SUPPLIED RECORDS:
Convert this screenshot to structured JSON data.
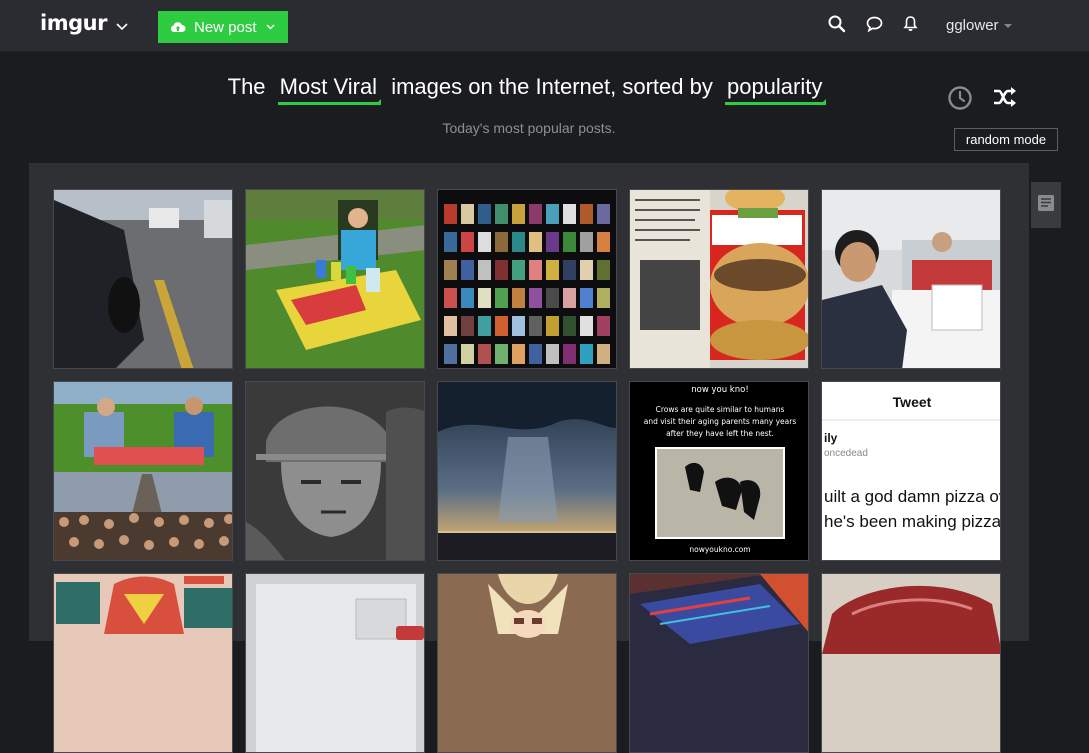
{
  "header": {
    "logo": "imgur",
    "new_post_label": "New post",
    "username": "gglower"
  },
  "hero": {
    "prefix": "The",
    "section": "Most Viral",
    "middle": "images on the Internet, sorted by",
    "sort": "popularity",
    "subtitle": "Today's most popular posts.",
    "tooltip": "random mode"
  },
  "tiles": {
    "t9": {
      "line1": "now you kno!",
      "line2": "Crows are quite similar to humans",
      "line3": "and visit their aging parents many years",
      "line4": "after they have left the nest.",
      "footer": "nowyoukno.com"
    },
    "t10": {
      "title": "Tweet",
      "line1": "ily",
      "line2": "oncedead",
      "line3": "uilt a god damn pizza ov",
      "line4": "he's been making pizza"
    }
  },
  "colors": {
    "accent": "#2ecc40",
    "topbar": "#2b2c31",
    "background": "#1b1c1f"
  }
}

TASK GOAL: Go over the listing above and return each line with "pizza".

ANSWER TO THE PROBLEM:
      "line3": "uilt a god damn pizza ov",
      "line4": "he's been making pizza"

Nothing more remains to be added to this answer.